I came across a fun old post from nikkipans on the makeup side of Instagram, with a tag credited to user jesspanner who either quit Instagram or changed their name. It wasn’t hard to adjust it to work for the fountain pen world.

Because I’ve done “fountain pen tags” for both pens and nibs, it only made sense to make this one about ink! Even more fun, Jim agreed to join the fun and provide his answers as well!

I’ve included swatches for inks we still have; unfortunately, that’s only about 60% of them. I’ve done my best to photoshop the individual ink swatches to look true-to-life, but that’s easier said than done, especially with any color that has red in it.

1. An ink you used to dislike, but has grown on you.

Jim: Nothing. I pretty much stick to what I like.

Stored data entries

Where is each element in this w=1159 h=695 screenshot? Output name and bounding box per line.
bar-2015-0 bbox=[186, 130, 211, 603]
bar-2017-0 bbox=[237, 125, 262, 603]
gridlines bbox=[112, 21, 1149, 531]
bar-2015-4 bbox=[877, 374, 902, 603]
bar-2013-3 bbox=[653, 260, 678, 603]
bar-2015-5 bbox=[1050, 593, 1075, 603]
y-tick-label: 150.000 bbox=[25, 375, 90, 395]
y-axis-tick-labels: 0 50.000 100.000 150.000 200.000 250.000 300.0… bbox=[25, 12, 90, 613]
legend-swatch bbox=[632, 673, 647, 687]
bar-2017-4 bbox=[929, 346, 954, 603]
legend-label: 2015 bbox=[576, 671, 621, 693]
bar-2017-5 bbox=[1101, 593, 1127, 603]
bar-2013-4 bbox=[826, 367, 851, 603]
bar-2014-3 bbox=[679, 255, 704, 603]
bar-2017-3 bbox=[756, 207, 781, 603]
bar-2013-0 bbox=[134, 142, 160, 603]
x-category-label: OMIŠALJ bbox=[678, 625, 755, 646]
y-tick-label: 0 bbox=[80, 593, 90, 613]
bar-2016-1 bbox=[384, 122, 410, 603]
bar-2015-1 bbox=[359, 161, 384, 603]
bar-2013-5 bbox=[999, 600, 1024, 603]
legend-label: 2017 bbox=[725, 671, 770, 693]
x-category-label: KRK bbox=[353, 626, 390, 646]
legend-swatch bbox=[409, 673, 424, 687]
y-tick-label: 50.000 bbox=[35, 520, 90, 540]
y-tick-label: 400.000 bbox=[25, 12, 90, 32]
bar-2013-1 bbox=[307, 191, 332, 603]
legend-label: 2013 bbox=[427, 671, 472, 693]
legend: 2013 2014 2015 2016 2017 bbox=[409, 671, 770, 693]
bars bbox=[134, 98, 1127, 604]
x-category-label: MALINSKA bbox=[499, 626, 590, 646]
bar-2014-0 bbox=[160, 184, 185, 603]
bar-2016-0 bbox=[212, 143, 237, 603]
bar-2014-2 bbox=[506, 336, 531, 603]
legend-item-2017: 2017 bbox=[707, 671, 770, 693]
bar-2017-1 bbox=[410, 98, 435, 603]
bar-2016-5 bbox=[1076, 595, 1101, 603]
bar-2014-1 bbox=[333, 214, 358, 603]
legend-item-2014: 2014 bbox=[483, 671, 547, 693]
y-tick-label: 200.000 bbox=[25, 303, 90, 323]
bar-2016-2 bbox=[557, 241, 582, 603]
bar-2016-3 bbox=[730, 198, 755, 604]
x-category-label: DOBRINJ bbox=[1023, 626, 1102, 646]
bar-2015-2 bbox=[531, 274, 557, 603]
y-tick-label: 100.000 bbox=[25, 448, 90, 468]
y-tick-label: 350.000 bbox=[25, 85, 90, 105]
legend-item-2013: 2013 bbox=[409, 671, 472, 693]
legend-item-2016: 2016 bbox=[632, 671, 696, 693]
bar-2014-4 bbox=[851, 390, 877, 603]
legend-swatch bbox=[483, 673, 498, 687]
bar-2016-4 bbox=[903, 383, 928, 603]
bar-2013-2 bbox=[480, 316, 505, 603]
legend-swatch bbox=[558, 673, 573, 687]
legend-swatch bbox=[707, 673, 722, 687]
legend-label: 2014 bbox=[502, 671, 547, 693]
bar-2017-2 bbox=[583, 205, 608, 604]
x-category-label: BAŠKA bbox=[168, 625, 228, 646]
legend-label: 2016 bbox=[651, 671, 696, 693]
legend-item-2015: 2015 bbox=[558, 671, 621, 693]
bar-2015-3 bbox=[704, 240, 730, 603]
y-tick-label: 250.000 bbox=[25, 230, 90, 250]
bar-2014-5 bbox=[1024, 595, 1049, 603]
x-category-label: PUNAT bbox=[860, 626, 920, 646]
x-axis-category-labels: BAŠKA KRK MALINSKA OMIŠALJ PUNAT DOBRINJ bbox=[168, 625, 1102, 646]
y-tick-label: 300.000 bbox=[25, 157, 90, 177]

Problem statement:
Could you edit the fountain pen ink tag post from "I’ve included swatches" up to and including "has red in it." by replacing "swatches" with "samples"?

Problem solution:
I’ve included samples for inks we still have; unfortunately, that’s only about 60% of them. I’ve done my best to photoshop the individual ink samples to look true-to-life, but that’s easier said than done, especially with any color that has red in it.